*What the task requires*.
Wherever the word "this" appears in the entries, copy the whole line.

*Records provided*.
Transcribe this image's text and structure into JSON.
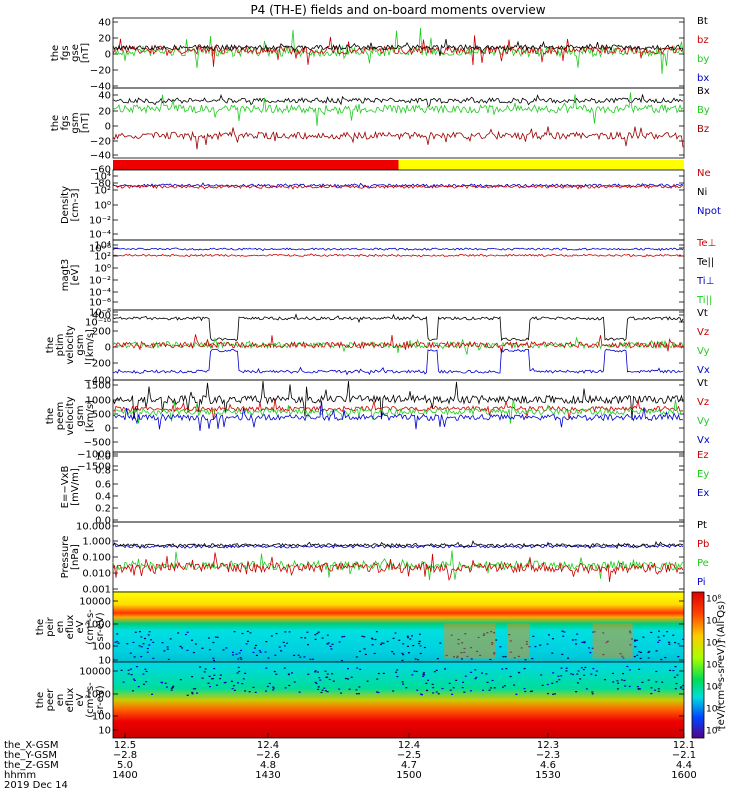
{
  "title": "P4 (TH-E) fields and on-board moments overview",
  "chart_data": [
    {
      "type": "line",
      "ylabel": [
        "the",
        "fgs",
        "gse",
        "[nT]"
      ],
      "ylim": [
        -40,
        40
      ],
      "yticks": [
        "40",
        "20",
        "0",
        "−20",
        "−40"
      ],
      "legend": [
        {
          "label": "Bt",
          "color": "#000000"
        },
        {
          "label": "bz",
          "color": "#cc0000"
        },
        {
          "label": "by",
          "color": "#22cc22"
        },
        {
          "label": "bx",
          "color": "#0000cc"
        }
      ]
    },
    {
      "type": "line",
      "ylabel": [
        "the",
        "fgs",
        "gsm",
        "[nT]"
      ],
      "ylim": [
        -80,
        40
      ],
      "yticks": [
        "40",
        "20",
        "0",
        "−20",
        "−40",
        "−60",
        "−80"
      ],
      "legend": [
        {
          "label": "Bx",
          "color": "#000000"
        },
        {
          "label": "By",
          "color": "#22cc22"
        },
        {
          "label": "Bz",
          "color": "#990000"
        }
      ]
    },
    {
      "type": "bar",
      "name": "mode bar",
      "segments": [
        {
          "from": 0,
          "to": 0.5,
          "color": "#ee0000"
        },
        {
          "from": 0.5,
          "to": 1,
          "color": "#ffff00"
        }
      ]
    },
    {
      "type": "line",
      "ylabel": [
        "Density",
        "[cm-3]"
      ],
      "log": true,
      "yticks": [
        "10⁴",
        "10²",
        "10⁰",
        "10⁻²",
        "10⁻⁴",
        "10⁻⁶"
      ],
      "legend": [
        {
          "label": "Ne",
          "color": "#cc0000"
        },
        {
          "label": "Ni",
          "color": "#000000"
        },
        {
          "label": "Npot",
          "color": "#0000cc"
        }
      ]
    },
    {
      "type": "line",
      "ylabel": [
        "magt3",
        "[eV]"
      ],
      "log": true,
      "yticks": [
        "10⁴",
        "10²",
        "10⁰",
        "10⁻²",
        "10⁻⁴",
        "10⁻⁶",
        "10⁻⁸",
        "10⁻¹⁰"
      ],
      "legend": [
        {
          "label": "Te⊥",
          "color": "#cc0000"
        },
        {
          "label": "Te||",
          "color": "#000000"
        },
        {
          "label": "Ti⊥",
          "color": "#0000cc"
        },
        {
          "label": "Ti||",
          "color": "#22cc22"
        }
      ]
    },
    {
      "type": "line",
      "ylabel": [
        "the",
        "ptim",
        "velocity",
        "gsm",
        "[km/s]"
      ],
      "ylim": [
        -400,
        400
      ],
      "yticks": [
        "400",
        "200",
        "0",
        "−200",
        "−400"
      ],
      "legend": [
        {
          "label": "Vt",
          "color": "#000000"
        },
        {
          "label": "Vz",
          "color": "#cc0000"
        },
        {
          "label": "Vy",
          "color": "#22cc22"
        },
        {
          "label": "Vx",
          "color": "#0000cc"
        }
      ]
    },
    {
      "type": "line",
      "ylabel": [
        "the",
        "peem",
        "velocity",
        "gsm",
        "[km/s]"
      ],
      "ylim": [
        -1500,
        1500
      ],
      "yticks": [
        "1500",
        "1000",
        "500",
        "0",
        "−500",
        "−1000",
        "−1500"
      ],
      "legend": [
        {
          "label": "Vt",
          "color": "#000000"
        },
        {
          "label": "Vz",
          "color": "#cc0000"
        },
        {
          "label": "Vy",
          "color": "#22cc22"
        },
        {
          "label": "Vx",
          "color": "#0000cc"
        }
      ]
    },
    {
      "type": "line",
      "ylabel": [
        "E=−VxB",
        "[mV/m]"
      ],
      "ylim": [
        0,
        1
      ],
      "yticks": [
        "1.0",
        "0.8",
        "0.6",
        "0.4",
        "0.2",
        "0.0"
      ],
      "legend": [
        {
          "label": "Ez",
          "color": "#cc0000"
        },
        {
          "label": "Ey",
          "color": "#22cc22"
        },
        {
          "label": "Ex",
          "color": "#0000cc"
        }
      ]
    },
    {
      "type": "line",
      "ylabel": [
        "Pressure",
        "[nPa]"
      ],
      "log": true,
      "ylim": [
        0.001,
        10
      ],
      "yticks": [
        "10.000",
        "1.000",
        "0.100",
        "0.010",
        "0.001"
      ],
      "legend": [
        {
          "label": "Pt",
          "color": "#000000"
        },
        {
          "label": "Pb",
          "color": "#cc0000"
        },
        {
          "label": "Pe",
          "color": "#22cc22"
        },
        {
          "label": "Pi",
          "color": "#0000cc"
        }
      ]
    },
    {
      "type": "heatmap",
      "ylabel": [
        "the",
        "peir",
        "en",
        "eflux",
        "eV",
        "(cm²-s-",
        "sr-eV)"
      ],
      "yticks": [
        "10000",
        "1000",
        "100",
        "10"
      ]
    },
    {
      "type": "heatmap",
      "ylabel": [
        "the",
        "peer",
        "en",
        "eflux",
        "eV",
        "(cm²-s-",
        "sr-eV)"
      ],
      "yticks": [
        "10000",
        "1000",
        "100",
        "10"
      ]
    }
  ],
  "colorbar": {
    "label": "[eV/(cm²-s-sr-eV)] (All Qs)",
    "ticks": [
      "10⁸",
      "10⁷",
      "10⁶",
      "10⁵",
      "10⁴",
      "10³",
      "10²"
    ]
  },
  "footer": {
    "rows": [
      {
        "label": "the_X-GSM",
        "values": [
          "12.5",
          "12.4",
          "12.4",
          "12.3",
          "12.1"
        ]
      },
      {
        "label": "the_Y-GSM",
        "values": [
          "−2.8",
          "−2.6",
          "−2.5",
          "−2.3",
          "−2.1"
        ]
      },
      {
        "label": "the_Z-GSM",
        "values": [
          "5.0",
          "4.8",
          "4.7",
          "4.6",
          "4.4"
        ]
      },
      {
        "label": "hhmm",
        "values": [
          "1400",
          "1430",
          "1500",
          "1530",
          "1600"
        ]
      }
    ],
    "date": "2019 Dec 14"
  }
}
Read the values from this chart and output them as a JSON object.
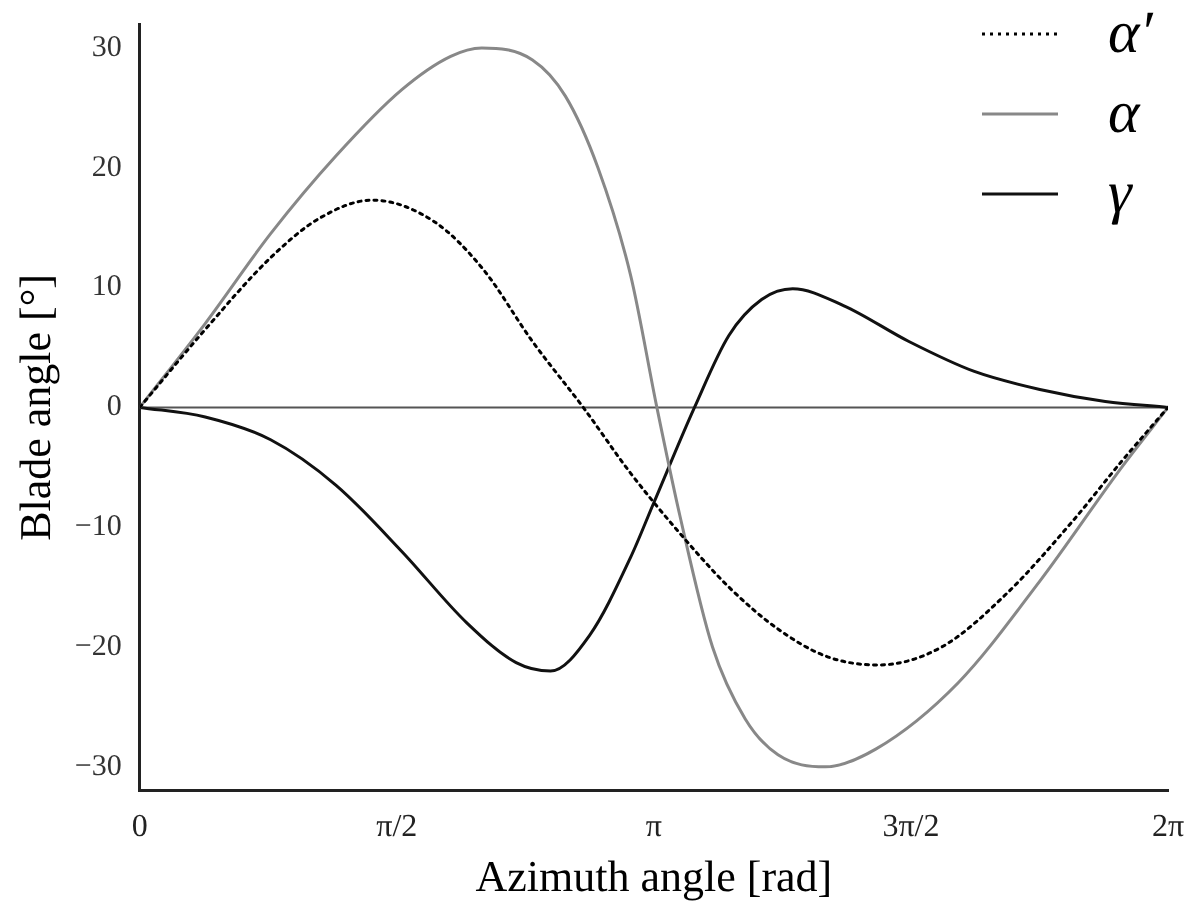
{
  "chart_data": {
    "type": "line",
    "xlabel": "Azimuth angle [rad]",
    "ylabel": "Blade angle [°]",
    "xlim": [
      0,
      6.2832
    ],
    "xticks": [
      0,
      {
        "value": 1.5708,
        "label": "π/2"
      },
      {
        "value": 3.1416,
        "label": "π"
      },
      {
        "value": 4.7124,
        "label": "3π/2"
      },
      {
        "value": 6.2832,
        "label": "2π"
      }
    ],
    "ylim": [
      -32,
      32
    ],
    "yticks": [
      -30,
      -20,
      -10,
      0,
      10,
      20,
      30
    ],
    "grid": false,
    "legend": "top right",
    "marker": "none",
    "ref_lines": [
      {
        "axis": "y",
        "value": 0,
        "color": "#555555"
      }
    ],
    "series": [
      {
        "name": "α′",
        "color": "#000000",
        "line_style": "dotted",
        "x": [
          0,
          0.4,
          0.8,
          1.1,
          1.42,
          1.8,
          2.1,
          2.4,
          2.71,
          3.0,
          3.3,
          3.6,
          3.9,
          4.2,
          4.51,
          4.9,
          5.3,
          5.7,
          6.0,
          6.2832
        ],
        "values": [
          0,
          6.5,
          12.5,
          15.8,
          17.3,
          15.5,
          11.5,
          5.5,
          0,
          -5.5,
          -10.5,
          -15,
          -18.5,
          -20.8,
          -21.5,
          -20,
          -15.5,
          -9.5,
          -4.5,
          0
        ]
      },
      {
        "name": "α",
        "color": "#888888",
        "line_style": "solid",
        "x": [
          0,
          0.4,
          0.8,
          1.2,
          1.6,
          1.9,
          2.09,
          2.4,
          2.6,
          2.8,
          3.0,
          3.16,
          3.3,
          3.5,
          3.7,
          3.9,
          4.19,
          4.5,
          5.0,
          5.5,
          6.0,
          6.2832
        ],
        "values": [
          0,
          7,
          14.5,
          21,
          26.5,
          29.3,
          30,
          29,
          26,
          20,
          11,
          0,
          -9,
          -20,
          -26,
          -29,
          -30,
          -28.5,
          -23,
          -14.5,
          -5,
          0
        ]
      },
      {
        "name": "γ",
        "color": "#111111",
        "line_style": "solid",
        "x": [
          0,
          0.4,
          0.8,
          1.2,
          1.6,
          2.0,
          2.3,
          2.51,
          2.75,
          3.0,
          3.14,
          3.39,
          3.6,
          3.8,
          3.99,
          4.3,
          4.7,
          5.1,
          5.5,
          5.9,
          6.2832
        ],
        "values": [
          0,
          -0.8,
          -2.7,
          -6.5,
          -12,
          -18,
          -21.3,
          -22,
          -19,
          -12.5,
          -8,
          0,
          6,
          9,
          9.9,
          8.5,
          5.5,
          3,
          1.5,
          0.5,
          0
        ]
      }
    ]
  }
}
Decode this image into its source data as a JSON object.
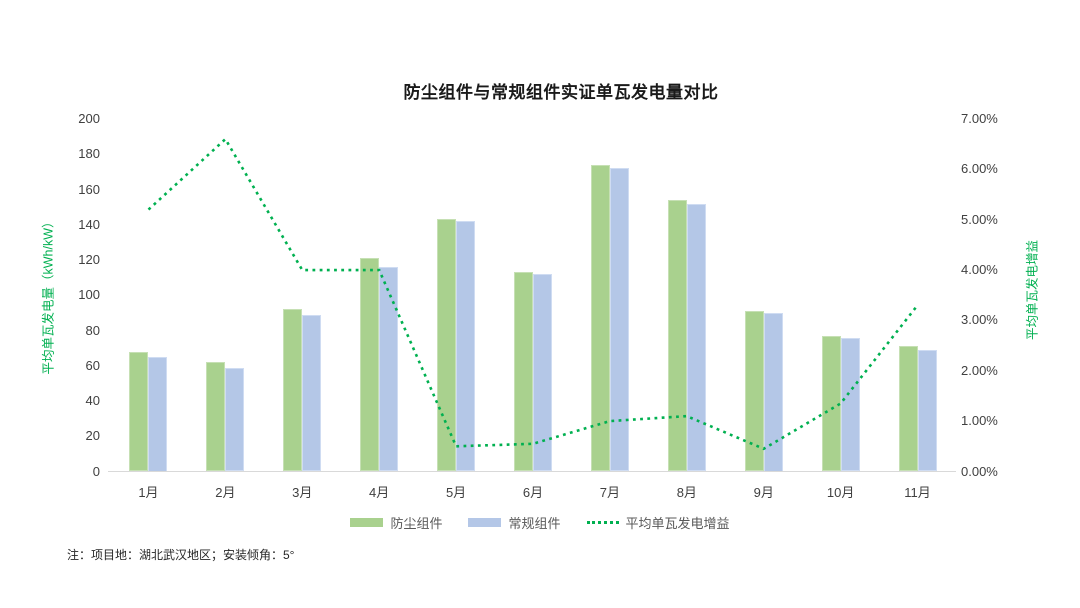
{
  "title": "防尘组件与常规组件实证单瓦发电量对比",
  "note": "注：项目地：湖北武汉地区；安装倾角：5°",
  "colors": {
    "bar_dustproof": "#a9d18e",
    "bar_regular": "#b4c7e7",
    "gain_line": "#00b050",
    "axis_title": "#00b050",
    "tick_text": "#404040",
    "legend_text": "#595959",
    "baseline": "#d9d9d9",
    "background": "#ffffff"
  },
  "chart_data": {
    "type": "bar",
    "subtype": "combo-bar-line-dual-axis",
    "title": "防尘组件与常规组件实证单瓦发电量对比",
    "categories": [
      "1月",
      "2月",
      "3月",
      "4月",
      "5月",
      "6月",
      "7月",
      "8月",
      "9月",
      "10月",
      "11月"
    ],
    "series": [
      {
        "name": "防尘组件",
        "type": "bar",
        "axis": "left",
        "color": "#a9d18e",
        "values": [
          68,
          62,
          92,
          121,
          143,
          113,
          174,
          154,
          91,
          77,
          71
        ]
      },
      {
        "name": "常规组件",
        "type": "bar",
        "axis": "left",
        "color": "#b4c7e7",
        "values": [
          65,
          59,
          89,
          116,
          142,
          112,
          172,
          152,
          90,
          76,
          69
        ]
      },
      {
        "name": "平均单瓦发电增益",
        "type": "line",
        "style": "dotted",
        "axis": "right",
        "color": "#00b050",
        "values_percent": [
          5.2,
          6.6,
          4.0,
          4.0,
          0.5,
          0.55,
          1.0,
          1.1,
          0.45,
          1.35,
          3.3
        ]
      }
    ],
    "left_axis": {
      "title": "平均单瓦发电量（kWh/kW）",
      "min": 0,
      "max": 200,
      "tick_step": 20,
      "tick_labels": [
        "200",
        "180",
        "160",
        "140",
        "120",
        "100",
        "80",
        "60",
        "40",
        "20",
        "0"
      ]
    },
    "right_axis": {
      "title": "平均单瓦发电增益",
      "min_value": 0,
      "max_value": 7,
      "tick_labels": [
        "7.00%",
        "6.00%",
        "5.00%",
        "4.00%",
        "3.00%",
        "2.00%",
        "1.00%",
        "0.00%"
      ]
    },
    "grid": false,
    "legend_position": "bottom",
    "legend": {
      "entries": [
        {
          "label": "防尘组件",
          "swatch": "bar",
          "color": "#a9d18e"
        },
        {
          "label": "常规组件",
          "swatch": "bar",
          "color": "#b4c7e7"
        },
        {
          "label": "平均单瓦发电增益",
          "swatch": "dotted-line",
          "color": "#00b050"
        }
      ]
    }
  }
}
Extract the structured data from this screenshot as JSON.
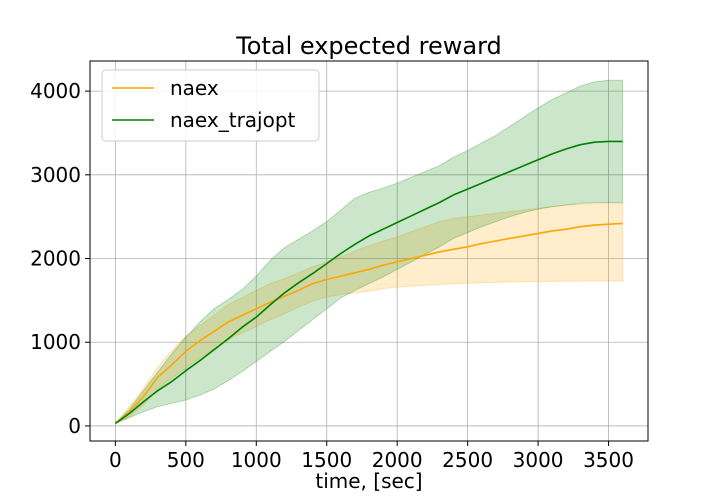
{
  "chart_data": {
    "type": "line",
    "title": "Total expected reward",
    "xlabel": "time, [sec]",
    "ylabel": "",
    "xlim": [
      -180,
      3780
    ],
    "ylim": [
      -180,
      4360
    ],
    "xticks": [
      0,
      500,
      1000,
      1500,
      2000,
      2500,
      3000,
      3500
    ],
    "yticks": [
      0,
      1000,
      2000,
      3000,
      4000
    ],
    "grid": true,
    "legend_position": "top-left",
    "x": [
      0,
      100,
      200,
      300,
      400,
      500,
      600,
      700,
      800,
      900,
      1000,
      1100,
      1200,
      1300,
      1400,
      1500,
      1600,
      1700,
      1800,
      1900,
      2000,
      2100,
      2200,
      2300,
      2400,
      2500,
      2600,
      2700,
      2800,
      2900,
      3000,
      3100,
      3200,
      3300,
      3400,
      3500,
      3600
    ],
    "series": [
      {
        "name": "naex",
        "color": "#ffa500",
        "band_color": "#ffe2b0",
        "mean": [
          30,
          170,
          350,
          580,
          730,
          890,
          1020,
          1130,
          1240,
          1320,
          1400,
          1480,
          1550,
          1620,
          1700,
          1750,
          1790,
          1830,
          1870,
          1920,
          1960,
          2000,
          2040,
          2080,
          2110,
          2140,
          2180,
          2210,
          2240,
          2270,
          2300,
          2330,
          2350,
          2380,
          2400,
          2410,
          2420
        ],
        "upper": [
          30,
          230,
          450,
          700,
          900,
          1070,
          1200,
          1320,
          1450,
          1530,
          1620,
          1700,
          1760,
          1830,
          1900,
          1960,
          2020,
          2090,
          2150,
          2210,
          2260,
          2320,
          2380,
          2440,
          2480,
          2500,
          2520,
          2540,
          2560,
          2580,
          2600,
          2620,
          2640,
          2650,
          2660,
          2660,
          2660
        ],
        "lower": [
          30,
          110,
          250,
          440,
          570,
          690,
          810,
          920,
          1030,
          1110,
          1190,
          1270,
          1340,
          1420,
          1490,
          1540,
          1570,
          1590,
          1610,
          1640,
          1660,
          1670,
          1680,
          1690,
          1700,
          1705,
          1710,
          1715,
          1720,
          1722,
          1725,
          1727,
          1728,
          1729,
          1730,
          1730,
          1730
        ]
      },
      {
        "name": "naex_trajopt",
        "color": "#008000",
        "band_color": "#b8dcb8",
        "mean": [
          30,
          150,
          290,
          420,
          530,
          660,
          780,
          910,
          1040,
          1180,
          1300,
          1450,
          1590,
          1710,
          1820,
          1940,
          2060,
          2170,
          2270,
          2350,
          2430,
          2510,
          2590,
          2670,
          2760,
          2830,
          2900,
          2970,
          3040,
          3110,
          3180,
          3250,
          3310,
          3360,
          3390,
          3400,
          3400
        ],
        "upper": [
          30,
          200,
          420,
          640,
          860,
          1060,
          1240,
          1400,
          1510,
          1630,
          1790,
          1980,
          2130,
          2230,
          2330,
          2440,
          2580,
          2720,
          2790,
          2840,
          2900,
          2970,
          3040,
          3110,
          3210,
          3290,
          3380,
          3470,
          3580,
          3690,
          3800,
          3900,
          3980,
          4060,
          4110,
          4130,
          4130
        ],
        "lower": [
          30,
          100,
          170,
          230,
          270,
          310,
          370,
          440,
          540,
          650,
          770,
          890,
          1010,
          1140,
          1270,
          1400,
          1530,
          1620,
          1700,
          1780,
          1870,
          1960,
          2050,
          2140,
          2240,
          2310,
          2380,
          2440,
          2500,
          2550,
          2590,
          2620,
          2640,
          2660,
          2670,
          2670,
          2670
        ]
      }
    ]
  }
}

*Exercise result*.
Transcribe this image's text and structure into JSON.
Read the values from this chart and output them as a JSON object.
Decode this image into its source data as a JSON object.
Extract the structured data from this screenshot as JSON.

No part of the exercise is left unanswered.